▸ **Exercise instructions**:
Write down each entry again, exactly as it reads.

----

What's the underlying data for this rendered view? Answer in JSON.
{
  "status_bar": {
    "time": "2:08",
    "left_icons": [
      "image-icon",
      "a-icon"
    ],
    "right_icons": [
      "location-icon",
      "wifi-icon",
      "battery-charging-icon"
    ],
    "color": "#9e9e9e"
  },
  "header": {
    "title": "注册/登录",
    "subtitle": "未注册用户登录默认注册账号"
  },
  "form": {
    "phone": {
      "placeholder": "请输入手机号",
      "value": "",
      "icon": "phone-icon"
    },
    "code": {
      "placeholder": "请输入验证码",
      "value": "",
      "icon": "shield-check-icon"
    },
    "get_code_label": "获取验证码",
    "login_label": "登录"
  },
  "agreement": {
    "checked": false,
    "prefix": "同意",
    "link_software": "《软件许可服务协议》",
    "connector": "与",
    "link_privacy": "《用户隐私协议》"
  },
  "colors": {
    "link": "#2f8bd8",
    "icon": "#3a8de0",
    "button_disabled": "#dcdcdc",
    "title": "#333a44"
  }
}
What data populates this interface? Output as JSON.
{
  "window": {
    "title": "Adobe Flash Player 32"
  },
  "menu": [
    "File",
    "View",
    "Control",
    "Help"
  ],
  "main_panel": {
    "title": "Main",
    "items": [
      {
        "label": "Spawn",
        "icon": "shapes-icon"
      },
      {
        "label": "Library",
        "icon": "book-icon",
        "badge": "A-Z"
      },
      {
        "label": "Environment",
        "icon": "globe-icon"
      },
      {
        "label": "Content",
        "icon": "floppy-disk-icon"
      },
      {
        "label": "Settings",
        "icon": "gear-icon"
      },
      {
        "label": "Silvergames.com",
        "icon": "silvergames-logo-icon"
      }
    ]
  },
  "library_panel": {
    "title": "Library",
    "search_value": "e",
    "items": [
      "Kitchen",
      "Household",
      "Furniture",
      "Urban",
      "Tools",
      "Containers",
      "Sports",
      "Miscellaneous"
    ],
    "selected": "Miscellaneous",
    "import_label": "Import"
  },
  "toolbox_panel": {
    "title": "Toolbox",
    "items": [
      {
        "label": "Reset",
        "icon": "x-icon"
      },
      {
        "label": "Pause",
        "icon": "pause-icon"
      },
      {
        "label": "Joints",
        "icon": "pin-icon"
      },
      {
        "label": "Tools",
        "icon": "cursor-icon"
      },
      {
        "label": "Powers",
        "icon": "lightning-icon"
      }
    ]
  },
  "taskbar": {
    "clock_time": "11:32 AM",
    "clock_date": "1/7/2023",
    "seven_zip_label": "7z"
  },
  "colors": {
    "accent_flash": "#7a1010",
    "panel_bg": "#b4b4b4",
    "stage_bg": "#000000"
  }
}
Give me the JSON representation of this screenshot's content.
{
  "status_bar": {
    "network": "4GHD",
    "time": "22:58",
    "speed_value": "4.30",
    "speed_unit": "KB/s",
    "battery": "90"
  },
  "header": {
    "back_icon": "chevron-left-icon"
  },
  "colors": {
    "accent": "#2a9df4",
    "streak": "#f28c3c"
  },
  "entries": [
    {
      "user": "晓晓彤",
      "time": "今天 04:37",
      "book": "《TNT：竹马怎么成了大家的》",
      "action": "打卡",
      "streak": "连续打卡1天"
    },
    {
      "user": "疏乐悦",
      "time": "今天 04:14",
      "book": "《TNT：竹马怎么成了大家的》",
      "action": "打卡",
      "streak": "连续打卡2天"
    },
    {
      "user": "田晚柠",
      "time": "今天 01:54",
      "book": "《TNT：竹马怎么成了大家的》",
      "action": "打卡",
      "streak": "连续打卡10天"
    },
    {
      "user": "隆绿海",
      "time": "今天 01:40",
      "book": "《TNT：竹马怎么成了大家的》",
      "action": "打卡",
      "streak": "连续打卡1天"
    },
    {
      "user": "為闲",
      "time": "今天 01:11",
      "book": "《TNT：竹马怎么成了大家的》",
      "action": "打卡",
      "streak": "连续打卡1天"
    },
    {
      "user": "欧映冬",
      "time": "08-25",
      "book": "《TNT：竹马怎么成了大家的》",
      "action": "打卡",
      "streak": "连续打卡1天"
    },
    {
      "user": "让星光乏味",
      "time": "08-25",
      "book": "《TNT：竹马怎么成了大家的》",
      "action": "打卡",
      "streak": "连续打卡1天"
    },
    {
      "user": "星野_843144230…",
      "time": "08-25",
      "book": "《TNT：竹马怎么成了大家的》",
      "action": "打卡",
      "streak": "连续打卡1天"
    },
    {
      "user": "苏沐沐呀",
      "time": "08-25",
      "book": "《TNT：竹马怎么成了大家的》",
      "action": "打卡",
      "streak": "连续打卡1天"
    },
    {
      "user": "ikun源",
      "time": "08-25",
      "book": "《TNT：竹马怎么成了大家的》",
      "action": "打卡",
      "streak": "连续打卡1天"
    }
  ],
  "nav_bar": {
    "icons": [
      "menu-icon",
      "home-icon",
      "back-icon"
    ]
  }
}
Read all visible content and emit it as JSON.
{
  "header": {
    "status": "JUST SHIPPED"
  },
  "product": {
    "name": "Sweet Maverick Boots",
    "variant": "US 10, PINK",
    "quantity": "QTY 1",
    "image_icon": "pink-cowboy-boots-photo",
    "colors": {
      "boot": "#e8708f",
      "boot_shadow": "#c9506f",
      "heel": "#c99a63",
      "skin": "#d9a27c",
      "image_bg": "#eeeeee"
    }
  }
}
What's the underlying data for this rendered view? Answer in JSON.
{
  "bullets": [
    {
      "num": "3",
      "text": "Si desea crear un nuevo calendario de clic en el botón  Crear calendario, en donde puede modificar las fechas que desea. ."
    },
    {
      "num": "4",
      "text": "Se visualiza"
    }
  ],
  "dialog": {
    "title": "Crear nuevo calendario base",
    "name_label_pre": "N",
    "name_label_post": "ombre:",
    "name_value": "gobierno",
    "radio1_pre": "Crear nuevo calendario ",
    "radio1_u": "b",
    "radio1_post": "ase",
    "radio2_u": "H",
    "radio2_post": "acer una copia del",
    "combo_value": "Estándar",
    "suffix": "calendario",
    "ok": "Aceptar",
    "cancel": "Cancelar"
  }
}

----

▸ **Problem solution**:
What's the underlying data for this rendered view? Answer in JSON.
{
  "status_bar": {
    "time": "2:08",
    "left_icons": [
      "image-icon",
      "a-icon"
    ],
    "right_icons": [
      "location-icon",
      "wifi-icon",
      "battery-charging-icon"
    ],
    "color": "#9e9e9e"
  },
  "header": {
    "title": "注册/登录",
    "subtitle": "未注册用户登录默认注册账号"
  },
  "form": {
    "phone": {
      "placeholder": "请输入手机号",
      "value": "",
      "icon": "phone-icon"
    },
    "code": {
      "placeholder": "请输入验证码",
      "value": "",
      "icon": "shield-check-icon"
    },
    "get_code_label": "获取验证码",
    "login_label": "登录"
  },
  "agreement": {
    "checked": false,
    "prefix": "同意",
    "link_software": "《软件许可服务协议》",
    "connector": "与",
    "link_privacy": "《用户隐私协议》"
  },
  "colors": {
    "link": "#2f8bd8",
    "icon": "#3a8de0",
    "button_disabled": "#dcdcdc",
    "title": "#333a44"
  }
}
What data populates this interface? Output as JSON.
{
  "window": {
    "title": "Adobe Flash Player 32"
  },
  "menu": [
    "File",
    "View",
    "Control",
    "Help"
  ],
  "main_panel": {
    "title": "Main",
    "items": [
      {
        "label": "Spawn",
        "icon": "shapes-icon"
      },
      {
        "label": "Library",
        "icon": "book-icon",
        "badge": "A-Z"
      },
      {
        "label": "Environment",
        "icon": "globe-icon"
      },
      {
        "label": "Content",
        "icon": "floppy-disk-icon"
      },
      {
        "label": "Settings",
        "icon": "gear-icon"
      },
      {
        "label": "Silvergames.com",
        "icon": "silvergames-logo-icon"
      }
    ]
  },
  "library_panel": {
    "title": "Library",
    "search_value": "e",
    "items": [
      "Kitchen",
      "Household",
      "Furniture",
      "Urban",
      "Tools",
      "Containers",
      "Sports",
      "Miscellaneous"
    ],
    "selected": "Miscellaneous",
    "import_label": "Import"
  },
  "toolbox_panel": {
    "title": "Toolbox",
    "items": [
      {
        "label": "Reset",
        "icon": "x-icon"
      },
      {
        "label": "Pause",
        "icon": "pause-icon"
      },
      {
        "label": "Joints",
        "icon": "pin-icon"
      },
      {
        "label": "Tools",
        "icon": "cursor-icon"
      },
      {
        "label": "Powers",
        "icon": "lightning-icon"
      }
    ]
  },
  "taskbar": {
    "clock_time": "11:32 AM",
    "clock_date": "1/7/2023",
    "seven_zip_label": "7z"
  },
  "colors": {
    "accent_flash": "#7a1010",
    "panel_bg": "#b4b4b4",
    "stage_bg": "#000000"
  }
}
Give me the JSON representation of this screenshot's content.
{
  "status_bar": {
    "network": "4GHD",
    "time": "22:58",
    "speed_value": "4.30",
    "speed_unit": "KB/s",
    "battery": "90"
  },
  "header": {
    "back_icon": "chevron-left-icon"
  },
  "colors": {
    "accent": "#2a9df4",
    "streak": "#f28c3c"
  },
  "entries": [
    {
      "user": "晓晓彤",
      "time": "今天 04:37",
      "book": "《TNT：竹马怎么成了大家的》",
      "action": "打卡",
      "streak": "连续打卡1天"
    },
    {
      "user": "疏乐悦",
      "time": "今天 04:14",
      "book": "《TNT：竹马怎么成了大家的》",
      "action": "打卡",
      "streak": "连续打卡2天"
    },
    {
      "user": "田晚柠",
      "time": "今天 01:54",
      "book": "《TNT：竹马怎么成了大家的》",
      "action": "打卡",
      "streak": "连续打卡10天"
    },
    {
      "user": "隆绿海",
      "time": "今天 01:40",
      "book": "《TNT：竹马怎么成了大家的》",
      "action": "打卡",
      "streak": "连续打卡1天"
    },
    {
      "user": "為闲",
      "time": "今天 01:11",
      "book": "《TNT：竹马怎么成了大家的》",
      "action": "打卡",
      "streak": "连续打卡1天"
    },
    {
      "user": "欧映冬",
      "time": "08-25",
      "book": "《TNT：竹马怎么成了大家的》",
      "action": "打卡",
      "streak": "连续打卡1天"
    },
    {
      "user": "让星光乏味",
      "time": "08-25",
      "book": "《TNT：竹马怎么成了大家的》",
      "action": "打卡",
      "streak": "连续打卡1天"
    },
    {
      "user": "星野_843144230…",
      "time": "08-25",
      "book": "《TNT：竹马怎么成了大家的》",
      "action": "打卡",
      "streak": "连续打卡1天"
    },
    {
      "user": "苏沐沐呀",
      "time": "08-25",
      "book": "《TNT：竹马怎么成了大家的》",
      "action": "打卡",
      "streak": "连续打卡1天"
    },
    {
      "user": "ikun源",
      "time": "08-25",
      "book": "《TNT：竹马怎么成了大家的》",
      "action": "打卡",
      "streak": "连续打卡1天"
    }
  ],
  "nav_bar": {
    "icons": [
      "menu-icon",
      "home-icon",
      "back-icon"
    ]
  }
}
Read all visible content and emit it as JSON.
{
  "header": {
    "status": "JUST SHIPPED"
  },
  "product": {
    "name": "Sweet Maverick Boots",
    "variant": "US 10, PINK",
    "quantity": "QTY 1",
    "image_icon": "pink-cowboy-boots-photo",
    "colors": {
      "boot": "#e8708f",
      "boot_shadow": "#c9506f",
      "heel": "#c99a63",
      "skin": "#d9a27c",
      "image_bg": "#eeeeee"
    }
  }
}
What's the underlying data for this rendered view? Answer in JSON.
{
  "bullets": [
    {
      "num": "3",
      "text": "Si desea crear un nuevo calendario de clic en el botón  Crear calendario, en donde puede modificar las fechas que desea. ."
    },
    {
      "num": "4",
      "text": "Se visualiza"
    }
  ],
  "dialog": {
    "title": "Crear nuevo calendario base",
    "name_label_pre": "N",
    "name_label_post": "ombre:",
    "name_value": "gobierno",
    "radio1_pre": "Crear nuevo calendario ",
    "radio1_u": "b",
    "radio1_post": "ase",
    "radio2_u": "H",
    "radio2_post": "acer una copia del",
    "combo_value": "Estándar",
    "suffix": "calendario",
    "ok": "Aceptar",
    "cancel": "Cancelar"
  }
}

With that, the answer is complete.